_Brief 1_
Can you duplicate the part of the Canadian seal hunt passage from "Observations from the" up to and including "a public beach."?

_Document passage_
Observations from the Edge
Robert T. Nanninga
Coast News
April 15, 2005

 

"We can judge the heart of man by his treatment of animals." — Immanuel Kant

On April 12, 2005 the Canadian seal slaughter was scheduled to begin under the protective watch of the Mounted Royal Police. Fortunately a massive ice storm prevented the start of the Newfoundland slaughter. Unfortunately, the Canadian government postponed the start of the hunt for more favorable conditions.

An annual carnage of grim proportions, the seal hunt targets infant harp seals, known to their killers as "whitecoats." Using clubs and hakapiks (spiked wooded bats), hunters smash the skulls of these newborns as not to destroy the white fur destined to become personal fashion accessories. The rest of the animal becomes pet food if not just abandoned on the ice like litter on a public beach.

_Extracted data_

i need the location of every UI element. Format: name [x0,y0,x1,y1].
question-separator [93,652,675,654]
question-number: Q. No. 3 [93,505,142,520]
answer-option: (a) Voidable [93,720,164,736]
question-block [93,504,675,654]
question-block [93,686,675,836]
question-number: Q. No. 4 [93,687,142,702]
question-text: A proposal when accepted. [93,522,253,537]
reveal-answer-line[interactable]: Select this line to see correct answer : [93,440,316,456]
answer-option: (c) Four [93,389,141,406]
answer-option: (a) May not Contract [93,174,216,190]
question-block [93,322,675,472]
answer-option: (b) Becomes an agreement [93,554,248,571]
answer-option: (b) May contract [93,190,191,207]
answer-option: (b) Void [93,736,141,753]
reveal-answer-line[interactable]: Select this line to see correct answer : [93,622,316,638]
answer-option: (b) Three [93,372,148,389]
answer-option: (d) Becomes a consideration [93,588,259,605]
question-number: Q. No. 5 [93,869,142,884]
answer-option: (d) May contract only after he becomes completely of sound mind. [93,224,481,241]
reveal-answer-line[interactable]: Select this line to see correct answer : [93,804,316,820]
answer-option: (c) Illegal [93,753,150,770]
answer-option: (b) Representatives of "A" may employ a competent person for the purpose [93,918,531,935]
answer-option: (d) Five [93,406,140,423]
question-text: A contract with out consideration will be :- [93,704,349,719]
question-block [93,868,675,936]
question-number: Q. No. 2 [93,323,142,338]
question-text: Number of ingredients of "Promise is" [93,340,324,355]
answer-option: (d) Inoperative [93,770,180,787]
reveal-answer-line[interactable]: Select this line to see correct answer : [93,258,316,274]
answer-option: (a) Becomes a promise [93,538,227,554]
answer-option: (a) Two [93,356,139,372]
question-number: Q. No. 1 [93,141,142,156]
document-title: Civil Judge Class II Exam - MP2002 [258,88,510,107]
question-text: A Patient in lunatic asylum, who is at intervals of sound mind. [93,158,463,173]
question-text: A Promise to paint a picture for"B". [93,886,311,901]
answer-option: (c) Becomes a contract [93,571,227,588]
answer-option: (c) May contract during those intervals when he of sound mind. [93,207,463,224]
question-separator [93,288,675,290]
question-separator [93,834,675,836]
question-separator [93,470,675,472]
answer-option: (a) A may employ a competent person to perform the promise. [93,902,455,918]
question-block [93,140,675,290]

_Brief 2_
Would you set down the lines of the records from the start up to and including the line with "question-separator [93,470,675,472]"?

_Worked answer 1_
Observations from the Edge
Robert T. Nanninga
Coast News
April 15, 2005

 

"We can judge the heart of man by his treatment of animals." — Immanuel Kant

On April 12, 2005 the Canadian seal slaughter was scheduled to begin under the protective watch of the Mounted Royal Police. Fortunately a massive ice storm prevented the start of the Newfoundland slaughter. Unfortunately, the Canadian government postponed the start of the hunt for more favorable conditions.

An annual carnage of grim proportions, the seal hunt targets infant harp seals, known to their killers as "whitecoats." Using clubs and hakapiks (spiked wooded bats), hunters smash the skulls of these newborns as not to destroy the white fur destined to become personal fashion accessories. The rest of the animal becomes pet food if not just abandoned on the ice like litter on a public beach.

_Worked answer 2_
i need the location of every UI element. Format: name [x0,y0,x1,y1].
question-separator [93,652,675,654]
question-number: Q. No. 3 [93,505,142,520]
answer-option: (a) Voidable [93,720,164,736]
question-block [93,504,675,654]
question-block [93,686,675,836]
question-number: Q. No. 4 [93,687,142,702]
question-text: A proposal when accepted. [93,522,253,537]
reveal-answer-line[interactable]: Select this line to see correct answer : [93,440,316,456]
answer-option: (c) Four [93,389,141,406]
answer-option: (a) May not Contract [93,174,216,190]
question-block [93,322,675,472]
answer-option: (b) Becomes an agreement [93,554,248,571]
answer-option: (b) May contract [93,190,191,207]
answer-option: (b) Void [93,736,141,753]
reveal-answer-line[interactable]: Select this line to see correct answer : [93,622,316,638]
answer-option: (b) Three [93,372,148,389]
answer-option: (d) Becomes a consideration [93,588,259,605]
question-number: Q. No. 5 [93,869,142,884]
answer-option: (d) May contract only after he becomes completely of sound mind. [93,224,481,241]
reveal-answer-line[interactable]: Select this line to see correct answer : [93,804,316,820]
answer-option: (c) Illegal [93,753,150,770]
answer-option: (b) Representatives of "A" may employ a competent person for the purpose [93,918,531,935]
answer-option: (d) Five [93,406,140,423]
question-text: A contract with out consideration will be :- [93,704,349,719]
question-block [93,868,675,936]
question-number: Q. No. 2 [93,323,142,338]
question-text: Number of ingredients of "Promise is" [93,340,324,355]
answer-option: (d) Inoperative [93,770,180,787]
reveal-answer-line[interactable]: Select this line to see correct answer : [93,258,316,274]
answer-option: (a) Becomes a promise [93,538,227,554]
answer-option: (a) Two [93,356,139,372]
question-number: Q. No. 1 [93,141,142,156]
document-title: Civil Judge Class II Exam - MP2002 [258,88,510,107]
question-text: A Patient in lunatic asylum, who is at intervals of sound mind. [93,158,463,173]
question-text: A Promise to paint a picture for"B". [93,886,311,901]
answer-option: (c) Becomes a contract [93,571,227,588]
answer-option: (c) May contract during those intervals when he of sound mind. [93,207,463,224]
question-separator [93,288,675,290]
question-separator [93,834,675,836]
question-separator [93,470,675,472]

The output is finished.